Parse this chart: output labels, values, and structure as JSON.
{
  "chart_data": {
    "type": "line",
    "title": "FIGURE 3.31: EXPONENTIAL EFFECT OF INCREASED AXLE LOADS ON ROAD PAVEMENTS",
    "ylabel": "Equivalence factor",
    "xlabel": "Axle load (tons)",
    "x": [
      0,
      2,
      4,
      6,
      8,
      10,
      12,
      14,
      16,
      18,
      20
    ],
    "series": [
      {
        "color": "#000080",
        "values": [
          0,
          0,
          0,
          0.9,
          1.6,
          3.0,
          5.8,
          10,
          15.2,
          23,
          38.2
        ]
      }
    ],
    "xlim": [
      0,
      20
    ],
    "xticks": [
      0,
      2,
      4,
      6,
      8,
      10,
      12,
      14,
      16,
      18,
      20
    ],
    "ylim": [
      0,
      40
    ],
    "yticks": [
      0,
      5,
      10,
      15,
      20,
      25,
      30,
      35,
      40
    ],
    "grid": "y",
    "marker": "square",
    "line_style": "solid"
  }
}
------
Set exercise:
Every entry must be output again, exactly as written above.

Full response:
Parse this chart: output labels, values, and structure as JSON.
{
  "chart_data": {
    "type": "line",
    "title": "FIGURE 3.31: EXPONENTIAL EFFECT OF INCREASED AXLE LOADS ON ROAD PAVEMENTS",
    "ylabel": "Equivalence factor",
    "xlabel": "Axle load (tons)",
    "x": [
      0,
      2,
      4,
      6,
      8,
      10,
      12,
      14,
      16,
      18,
      20
    ],
    "series": [
      {
        "color": "#000080",
        "values": [
          0,
          0,
          0,
          0.9,
          1.6,
          3.0,
          5.8,
          10,
          15.2,
          23,
          38.2
        ]
      }
    ],
    "xlim": [
      0,
      20
    ],
    "xticks": [
      0,
      2,
      4,
      6,
      8,
      10,
      12,
      14,
      16,
      18,
      20
    ],
    "ylim": [
      0,
      40
    ],
    "yticks": [
      0,
      5,
      10,
      15,
      20,
      25,
      30,
      35,
      40
    ],
    "grid": "y",
    "marker": "square",
    "line_style": "solid"
  }
}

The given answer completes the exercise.